Required task
The listing below should be written out exactly; please include all of it.

Dataset entries
--- --- ---

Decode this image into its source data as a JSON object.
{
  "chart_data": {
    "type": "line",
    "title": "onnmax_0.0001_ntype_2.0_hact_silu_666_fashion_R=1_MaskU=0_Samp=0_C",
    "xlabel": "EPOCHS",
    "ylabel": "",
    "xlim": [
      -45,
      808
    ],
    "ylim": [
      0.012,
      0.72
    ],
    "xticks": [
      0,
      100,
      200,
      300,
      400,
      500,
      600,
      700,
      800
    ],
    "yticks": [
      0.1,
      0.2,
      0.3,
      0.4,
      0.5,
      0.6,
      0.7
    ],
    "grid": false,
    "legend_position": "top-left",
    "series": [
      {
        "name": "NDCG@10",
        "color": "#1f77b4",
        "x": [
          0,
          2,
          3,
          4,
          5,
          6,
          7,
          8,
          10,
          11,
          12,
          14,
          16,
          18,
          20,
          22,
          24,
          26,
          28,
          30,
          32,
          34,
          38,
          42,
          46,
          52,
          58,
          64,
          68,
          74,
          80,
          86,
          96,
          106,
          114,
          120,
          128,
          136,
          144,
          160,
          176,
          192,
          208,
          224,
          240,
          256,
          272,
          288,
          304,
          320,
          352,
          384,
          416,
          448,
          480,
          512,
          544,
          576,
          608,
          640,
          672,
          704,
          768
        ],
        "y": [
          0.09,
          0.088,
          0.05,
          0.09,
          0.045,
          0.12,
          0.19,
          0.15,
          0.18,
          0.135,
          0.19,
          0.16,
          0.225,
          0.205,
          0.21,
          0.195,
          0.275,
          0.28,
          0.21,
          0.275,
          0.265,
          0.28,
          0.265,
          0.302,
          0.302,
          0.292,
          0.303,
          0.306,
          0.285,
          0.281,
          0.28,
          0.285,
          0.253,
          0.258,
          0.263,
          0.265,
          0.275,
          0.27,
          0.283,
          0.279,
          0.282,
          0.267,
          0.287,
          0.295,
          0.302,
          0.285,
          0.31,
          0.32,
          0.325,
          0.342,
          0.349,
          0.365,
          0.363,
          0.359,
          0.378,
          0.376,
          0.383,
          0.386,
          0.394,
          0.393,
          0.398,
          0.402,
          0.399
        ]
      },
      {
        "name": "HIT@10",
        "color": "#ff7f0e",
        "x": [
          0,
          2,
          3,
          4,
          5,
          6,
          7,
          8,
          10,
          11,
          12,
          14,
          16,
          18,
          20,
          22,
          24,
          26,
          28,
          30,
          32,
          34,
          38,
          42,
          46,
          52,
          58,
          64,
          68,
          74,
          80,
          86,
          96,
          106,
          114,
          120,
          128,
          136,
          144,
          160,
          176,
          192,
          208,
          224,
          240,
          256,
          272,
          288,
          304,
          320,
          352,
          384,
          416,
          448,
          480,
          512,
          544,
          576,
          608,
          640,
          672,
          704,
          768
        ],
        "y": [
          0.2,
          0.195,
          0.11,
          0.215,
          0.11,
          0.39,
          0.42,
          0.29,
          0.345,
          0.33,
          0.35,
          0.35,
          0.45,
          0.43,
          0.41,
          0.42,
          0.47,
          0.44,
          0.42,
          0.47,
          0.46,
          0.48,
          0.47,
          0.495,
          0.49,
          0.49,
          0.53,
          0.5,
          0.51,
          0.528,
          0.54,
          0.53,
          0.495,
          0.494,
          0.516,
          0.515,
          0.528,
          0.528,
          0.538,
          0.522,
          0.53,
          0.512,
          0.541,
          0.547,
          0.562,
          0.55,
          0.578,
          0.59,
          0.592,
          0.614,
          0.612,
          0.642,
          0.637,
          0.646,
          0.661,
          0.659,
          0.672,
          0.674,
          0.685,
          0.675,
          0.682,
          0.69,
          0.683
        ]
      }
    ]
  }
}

--- --- ---

Solution to this task
Decode this image into its source data as a JSON object.
{
  "chart_data": {
    "type": "line",
    "title": "onnmax_0.0001_ntype_2.0_hact_silu_666_fashion_R=1_MaskU=0_Samp=0_C",
    "xlabel": "EPOCHS",
    "ylabel": "",
    "xlim": [
      -45,
      808
    ],
    "ylim": [
      0.012,
      0.72
    ],
    "xticks": [
      0,
      100,
      200,
      300,
      400,
      500,
      600,
      700,
      800
    ],
    "yticks": [
      0.1,
      0.2,
      0.3,
      0.4,
      0.5,
      0.6,
      0.7
    ],
    "grid": false,
    "legend_position": "top-left",
    "series": [
      {
        "name": "NDCG@10",
        "color": "#1f77b4",
        "x": [
          0,
          2,
          3,
          4,
          5,
          6,
          7,
          8,
          10,
          11,
          12,
          14,
          16,
          18,
          20,
          22,
          24,
          26,
          28,
          30,
          32,
          34,
          38,
          42,
          46,
          52,
          58,
          64,
          68,
          74,
          80,
          86,
          96,
          106,
          114,
          120,
          128,
          136,
          144,
          160,
          176,
          192,
          208,
          224,
          240,
          256,
          272,
          288,
          304,
          320,
          352,
          384,
          416,
          448,
          480,
          512,
          544,
          576,
          608,
          640,
          672,
          704,
          768
        ],
        "y": [
          0.09,
          0.088,
          0.05,
          0.09,
          0.045,
          0.12,
          0.19,
          0.15,
          0.18,
          0.135,
          0.19,
          0.16,
          0.225,
          0.205,
          0.21,
          0.195,
          0.275,
          0.28,
          0.21,
          0.275,
          0.265,
          0.28,
          0.265,
          0.302,
          0.302,
          0.292,
          0.303,
          0.306,
          0.285,
          0.281,
          0.28,
          0.285,
          0.253,
          0.258,
          0.263,
          0.265,
          0.275,
          0.27,
          0.283,
          0.279,
          0.282,
          0.267,
          0.287,
          0.295,
          0.302,
          0.285,
          0.31,
          0.32,
          0.325,
          0.342,
          0.349,
          0.365,
          0.363,
          0.359,
          0.378,
          0.376,
          0.383,
          0.386,
          0.394,
          0.393,
          0.398,
          0.402,
          0.399
        ]
      },
      {
        "name": "HIT@10",
        "color": "#ff7f0e",
        "x": [
          0,
          2,
          3,
          4,
          5,
          6,
          7,
          8,
          10,
          11,
          12,
          14,
          16,
          18,
          20,
          22,
          24,
          26,
          28,
          30,
          32,
          34,
          38,
          42,
          46,
          52,
          58,
          64,
          68,
          74,
          80,
          86,
          96,
          106,
          114,
          120,
          128,
          136,
          144,
          160,
          176,
          192,
          208,
          224,
          240,
          256,
          272,
          288,
          304,
          320,
          352,
          384,
          416,
          448,
          480,
          512,
          544,
          576,
          608,
          640,
          672,
          704,
          768
        ],
        "y": [
          0.2,
          0.195,
          0.11,
          0.215,
          0.11,
          0.39,
          0.42,
          0.29,
          0.345,
          0.33,
          0.35,
          0.35,
          0.45,
          0.43,
          0.41,
          0.42,
          0.47,
          0.44,
          0.42,
          0.47,
          0.46,
          0.48,
          0.47,
          0.495,
          0.49,
          0.49,
          0.53,
          0.5,
          0.51,
          0.528,
          0.54,
          0.53,
          0.495,
          0.494,
          0.516,
          0.515,
          0.528,
          0.528,
          0.538,
          0.522,
          0.53,
          0.512,
          0.541,
          0.547,
          0.562,
          0.55,
          0.578,
          0.59,
          0.592,
          0.614,
          0.612,
          0.642,
          0.637,
          0.646,
          0.661,
          0.659,
          0.672,
          0.674,
          0.685,
          0.675,
          0.682,
          0.69,
          0.683
        ]
      }
    ]
  }
}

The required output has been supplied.